• _DO THIS_:
Gather all lines from the material that contain "保有金融資産合計".

Dataset rows about figures
[Begin]
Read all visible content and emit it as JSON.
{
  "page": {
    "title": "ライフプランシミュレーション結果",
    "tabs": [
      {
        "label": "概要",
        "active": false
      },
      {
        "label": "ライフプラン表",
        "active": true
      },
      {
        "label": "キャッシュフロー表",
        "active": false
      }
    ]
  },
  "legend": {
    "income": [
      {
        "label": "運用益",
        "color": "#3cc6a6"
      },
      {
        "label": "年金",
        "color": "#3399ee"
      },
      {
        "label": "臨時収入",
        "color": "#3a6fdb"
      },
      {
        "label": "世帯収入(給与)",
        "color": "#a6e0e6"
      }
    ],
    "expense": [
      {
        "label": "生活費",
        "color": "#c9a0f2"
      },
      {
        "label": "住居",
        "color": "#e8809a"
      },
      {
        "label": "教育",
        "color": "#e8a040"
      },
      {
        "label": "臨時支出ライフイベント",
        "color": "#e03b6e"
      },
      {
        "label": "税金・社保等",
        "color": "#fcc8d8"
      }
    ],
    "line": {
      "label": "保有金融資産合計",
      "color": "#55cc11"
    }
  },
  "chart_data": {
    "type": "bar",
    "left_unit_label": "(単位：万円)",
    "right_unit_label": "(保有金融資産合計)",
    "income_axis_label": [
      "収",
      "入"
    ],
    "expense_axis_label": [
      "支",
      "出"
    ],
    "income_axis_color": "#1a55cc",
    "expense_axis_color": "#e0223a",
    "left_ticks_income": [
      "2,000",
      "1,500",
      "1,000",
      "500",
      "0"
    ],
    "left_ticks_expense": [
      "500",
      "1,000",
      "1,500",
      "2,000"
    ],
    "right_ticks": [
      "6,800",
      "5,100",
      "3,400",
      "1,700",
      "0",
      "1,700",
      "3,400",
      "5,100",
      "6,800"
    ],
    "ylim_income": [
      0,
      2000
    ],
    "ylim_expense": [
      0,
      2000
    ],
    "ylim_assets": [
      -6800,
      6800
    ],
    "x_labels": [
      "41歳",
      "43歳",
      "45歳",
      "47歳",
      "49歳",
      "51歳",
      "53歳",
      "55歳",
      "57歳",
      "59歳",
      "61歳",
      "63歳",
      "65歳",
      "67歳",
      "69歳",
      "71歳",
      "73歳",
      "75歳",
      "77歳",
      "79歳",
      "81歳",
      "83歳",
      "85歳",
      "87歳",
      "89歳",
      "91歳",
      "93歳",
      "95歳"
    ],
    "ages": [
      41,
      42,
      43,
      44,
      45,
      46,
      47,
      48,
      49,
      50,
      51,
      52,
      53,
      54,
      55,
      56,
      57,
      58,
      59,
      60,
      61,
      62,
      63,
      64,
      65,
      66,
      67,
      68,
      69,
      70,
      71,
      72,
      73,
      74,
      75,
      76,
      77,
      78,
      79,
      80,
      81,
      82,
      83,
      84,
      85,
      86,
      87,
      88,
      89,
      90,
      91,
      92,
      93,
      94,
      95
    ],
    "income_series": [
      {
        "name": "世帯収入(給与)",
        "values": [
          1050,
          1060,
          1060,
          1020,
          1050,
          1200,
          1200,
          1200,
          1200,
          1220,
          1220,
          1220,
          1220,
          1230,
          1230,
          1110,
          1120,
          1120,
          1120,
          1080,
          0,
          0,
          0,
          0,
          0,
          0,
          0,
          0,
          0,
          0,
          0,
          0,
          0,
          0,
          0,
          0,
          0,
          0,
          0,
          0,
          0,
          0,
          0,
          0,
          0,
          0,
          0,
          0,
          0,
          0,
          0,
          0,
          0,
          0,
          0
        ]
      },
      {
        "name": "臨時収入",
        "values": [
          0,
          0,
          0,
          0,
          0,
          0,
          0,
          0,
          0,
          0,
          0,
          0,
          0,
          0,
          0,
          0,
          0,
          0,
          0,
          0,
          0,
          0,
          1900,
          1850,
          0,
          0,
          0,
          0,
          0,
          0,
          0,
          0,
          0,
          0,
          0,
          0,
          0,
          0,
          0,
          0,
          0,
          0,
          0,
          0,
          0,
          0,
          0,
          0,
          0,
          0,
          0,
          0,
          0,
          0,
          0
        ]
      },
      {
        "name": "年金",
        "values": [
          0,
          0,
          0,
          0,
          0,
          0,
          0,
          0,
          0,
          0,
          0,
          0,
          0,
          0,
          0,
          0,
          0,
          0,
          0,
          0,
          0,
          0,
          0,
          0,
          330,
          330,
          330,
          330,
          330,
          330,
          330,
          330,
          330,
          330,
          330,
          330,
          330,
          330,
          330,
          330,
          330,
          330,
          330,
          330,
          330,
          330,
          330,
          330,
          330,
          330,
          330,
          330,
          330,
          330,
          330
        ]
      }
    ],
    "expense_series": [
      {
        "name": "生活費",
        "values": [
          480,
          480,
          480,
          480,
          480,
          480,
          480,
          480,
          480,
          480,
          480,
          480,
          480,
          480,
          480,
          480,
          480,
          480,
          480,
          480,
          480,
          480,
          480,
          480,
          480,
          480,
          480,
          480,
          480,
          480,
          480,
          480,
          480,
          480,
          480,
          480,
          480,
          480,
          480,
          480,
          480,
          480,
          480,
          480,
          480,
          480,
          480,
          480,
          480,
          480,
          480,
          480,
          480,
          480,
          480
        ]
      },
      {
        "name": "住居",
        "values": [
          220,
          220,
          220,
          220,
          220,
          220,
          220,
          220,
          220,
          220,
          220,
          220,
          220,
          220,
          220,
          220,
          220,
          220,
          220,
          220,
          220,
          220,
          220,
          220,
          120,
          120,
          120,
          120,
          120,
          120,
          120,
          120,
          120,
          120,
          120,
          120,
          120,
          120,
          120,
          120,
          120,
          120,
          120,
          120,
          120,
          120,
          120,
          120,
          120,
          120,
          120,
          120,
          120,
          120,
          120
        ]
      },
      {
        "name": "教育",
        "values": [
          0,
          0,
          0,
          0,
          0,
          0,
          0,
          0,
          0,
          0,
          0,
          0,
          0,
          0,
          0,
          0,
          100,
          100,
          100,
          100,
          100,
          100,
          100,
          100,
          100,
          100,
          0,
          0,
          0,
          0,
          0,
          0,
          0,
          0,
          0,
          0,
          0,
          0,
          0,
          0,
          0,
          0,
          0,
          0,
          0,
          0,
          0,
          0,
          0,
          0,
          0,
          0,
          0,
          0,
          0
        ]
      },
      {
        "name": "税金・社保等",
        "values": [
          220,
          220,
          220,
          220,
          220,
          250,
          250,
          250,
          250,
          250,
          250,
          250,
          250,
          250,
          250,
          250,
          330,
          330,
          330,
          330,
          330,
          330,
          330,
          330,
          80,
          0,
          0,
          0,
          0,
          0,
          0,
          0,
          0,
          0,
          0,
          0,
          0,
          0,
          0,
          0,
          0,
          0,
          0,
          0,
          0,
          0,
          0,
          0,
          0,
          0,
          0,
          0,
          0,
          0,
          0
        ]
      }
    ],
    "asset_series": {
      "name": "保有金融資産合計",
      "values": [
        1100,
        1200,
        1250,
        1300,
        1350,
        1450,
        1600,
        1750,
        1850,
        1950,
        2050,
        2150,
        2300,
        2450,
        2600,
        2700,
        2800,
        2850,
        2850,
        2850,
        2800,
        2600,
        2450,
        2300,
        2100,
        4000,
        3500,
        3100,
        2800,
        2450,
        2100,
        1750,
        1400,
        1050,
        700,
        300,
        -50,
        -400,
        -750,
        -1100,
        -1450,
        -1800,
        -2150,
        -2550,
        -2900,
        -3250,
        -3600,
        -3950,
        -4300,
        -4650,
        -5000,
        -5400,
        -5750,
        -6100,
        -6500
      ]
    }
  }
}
[End]
• _COMPLETE ANSWER_:
      "label": "保有金融資産合計",
    "right_unit_label": "(保有金融資産合計)",
      "name": "保有金融資産合計",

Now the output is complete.